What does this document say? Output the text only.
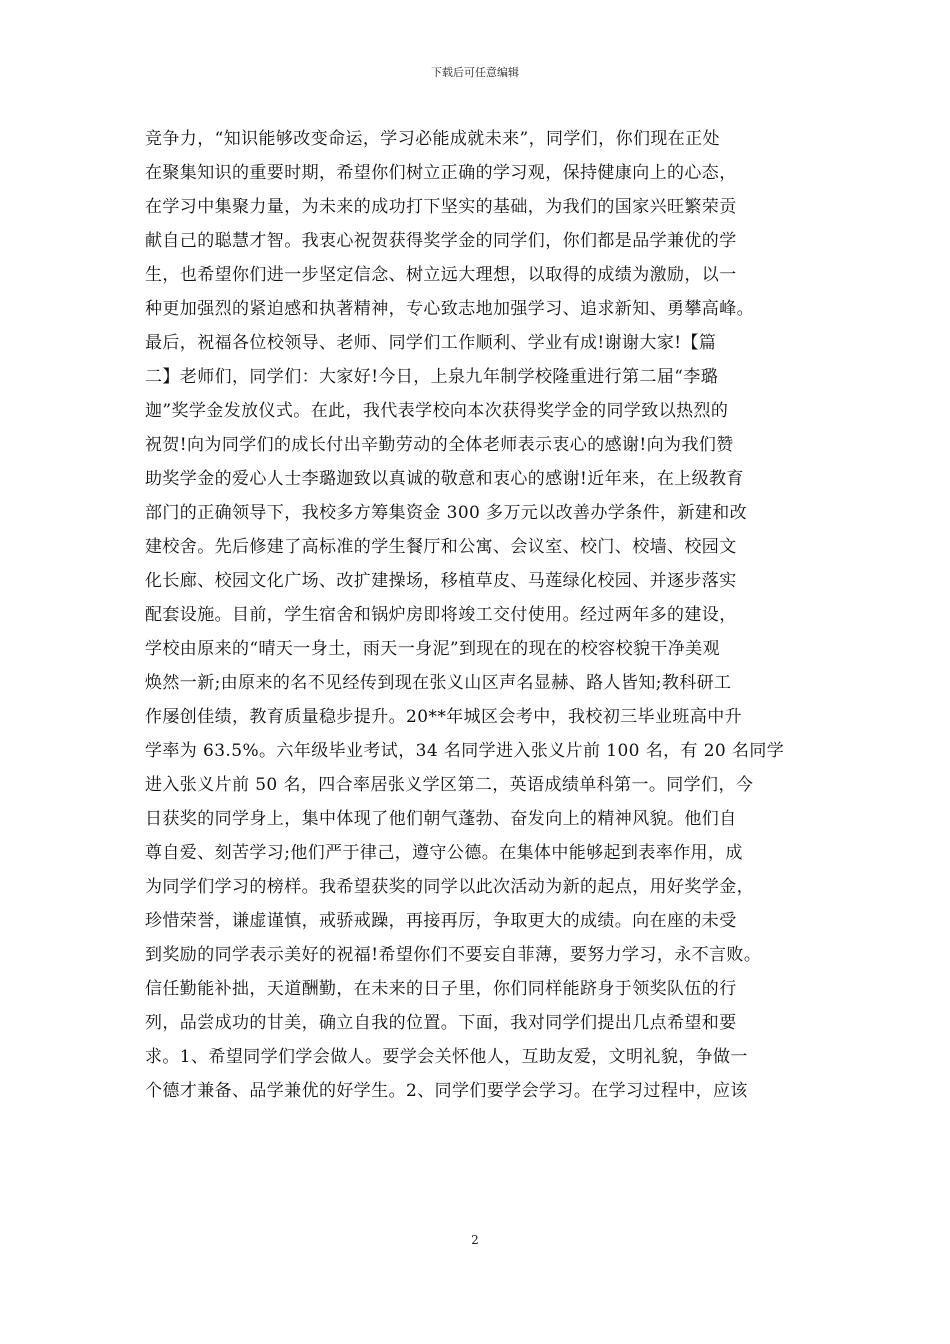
下载后可任意编辑
竞争力，“知识能够改变命运，学习必能成就未来”，同学们，你们现在正处
在聚集知识的重要时期，希望你们树立正确的学习观，保持健康向上的心态，
在学习中集聚力量，为未来的成功打下坚实的基础，为我们的国家兴旺繁荣贡
献自己的聪慧才智。我衷心祝贺获得奖学金的同学们，你们都是品学兼优的学
生，也希望你们进一步坚定信念、树立远大理想，以取得的成绩为激励，以一
种更加强烈的紧迫感和执著精神，专心致志地加强学习、追求新知、勇攀高峰。
最后，祝福各位校领导、老师、同学们工作顺利、学业有成!谢谢大家!【篇
二】老师们，同学们：大家好!今日，上泉九年制学校隆重进行第二届“李璐
迦”奖学金发放仪式。在此，我代表学校向本次获得奖学金的同学致以热烈的
祝贺!向为同学们的成长付出辛勤劳动的全体老师表示衷心的感谢!向为我们赞
助奖学金的爱心人士李璐迦致以真诚的敬意和衷心的感谢!近年来，在上级教育
部门的正确领导下，我校多方筹集资金 300 多万元以改善办学条件，新建和改
建校舍。先后修建了高标准的学生餐厅和公寓、会议室、校门、校墙、校园文
化长廊、校园文化广场、改扩建操场，移植草皮、马莲绿化校园、并逐步落实
配套设施。目前，学生宿舍和锅炉房即将竣工交付使用。经过两年多的建设，
学校由原来的“晴天一身土，雨天一身泥”到现在的现在的校容校貌干净美观
焕然一新;由原来的名不见经传到现在张义山区声名显赫、路人皆知;教科研工
作屡创佳绩，教育质量稳步提升。20**年城区会考中，我校初三毕业班高中升
学率为 63.5%。六年级毕业考试，34 名同学进入张义片前 100 名，有 20 名同学
进入张义片前 50 名，四合率居张义学区第二，英语成绩单科第一。同学们，今
日获奖的同学身上，集中体现了他们朝气蓬勃、奋发向上的精神风貌。他们自
尊自爱、刻苦学习;他们严于律己，遵守公德。在集体中能够起到表率作用，成
为同学们学习的榜样。我希望获奖的同学以此次活动为新的起点，用好奖学金，
珍惜荣誉，谦虚谨慎，戒骄戒躁，再接再厉，争取更大的成绩。向在座的未受
到奖励的同学表示美好的祝福!希望你们不要妄自菲薄，要努力学习，永不言败。
信任勤能补拙，天道酬勤，在未来的日子里，你们同样能跻身于领奖队伍的行
列，品尝成功的甘美，确立自我的位置。下面，我对同学们提出几点希望和要
求。1、希望同学们学会做人。要学会关怀他人，互助友爱，文明礼貌，争做一
个德才兼备、品学兼优的好学生。2、同学们要学会学习。在学习过程中，应该
2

### Written problem
Omit all pictures while transcribing the entries verbatim.

### Answer to the problem
What does this document say? Output the text only.
下载后可任意编辑
竞争力，“知识能够改变命运，学习必能成就未来”，同学们，你们现在正处
在聚集知识的重要时期，希望你们树立正确的学习观，保持健康向上的心态，
在学习中集聚力量，为未来的成功打下坚实的基础，为我们的国家兴旺繁荣贡
献自己的聪慧才智。我衷心祝贺获得奖学金的同学们，你们都是品学兼优的学
生，也希望你们进一步坚定信念、树立远大理想，以取得的成绩为激励，以一
种更加强烈的紧迫感和执著精神，专心致志地加强学习、追求新知、勇攀高峰。
最后，祝福各位校领导、老师、同学们工作顺利、学业有成!谢谢大家!【篇
二】老师们，同学们：大家好!今日，上泉九年制学校隆重进行第二届“李璐
迦”奖学金发放仪式。在此，我代表学校向本次获得奖学金的同学致以热烈的
祝贺!向为同学们的成长付出辛勤劳动的全体老师表示衷心的感谢!向为我们赞
助奖学金的爱心人士李璐迦致以真诚的敬意和衷心的感谢!近年来，在上级教育
部门的正确领导下，我校多方筹集资金 300 多万元以改善办学条件，新建和改
建校舍。先后修建了高标准的学生餐厅和公寓、会议室、校门、校墙、校园文
化长廊、校园文化广场、改扩建操场，移植草皮、马莲绿化校园、并逐步落实
配套设施。目前，学生宿舍和锅炉房即将竣工交付使用。经过两年多的建设，
学校由原来的“晴天一身土，雨天一身泥”到现在的现在的校容校貌干净美观
焕然一新;由原来的名不见经传到现在张义山区声名显赫、路人皆知;教科研工
作屡创佳绩，教育质量稳步提升。20**年城区会考中，我校初三毕业班高中升
学率为 63.5%。六年级毕业考试，34 名同学进入张义片前 100 名，有 20 名同学
进入张义片前 50 名，四合率居张义学区第二，英语成绩单科第一。同学们，今
日获奖的同学身上，集中体现了他们朝气蓬勃、奋发向上的精神风貌。他们自
尊自爱、刻苦学习;他们严于律己，遵守公德。在集体中能够起到表率作用，成
为同学们学习的榜样。我希望获奖的同学以此次活动为新的起点，用好奖学金，
珍惜荣誉，谦虚谨慎，戒骄戒躁，再接再厉，争取更大的成绩。向在座的未受
到奖励的同学表示美好的祝福!希望你们不要妄自菲薄，要努力学习，永不言败。
信任勤能补拙，天道酬勤，在未来的日子里，你们同样能跻身于领奖队伍的行
列，品尝成功的甘美，确立自我的位置。下面，我对同学们提出几点希望和要
求。1、希望同学们学会做人。要学会关怀他人，互助友爱，文明礼貌，争做一
个德才兼备、品学兼优的好学生。2、同学们要学会学习。在学习过程中，应该
2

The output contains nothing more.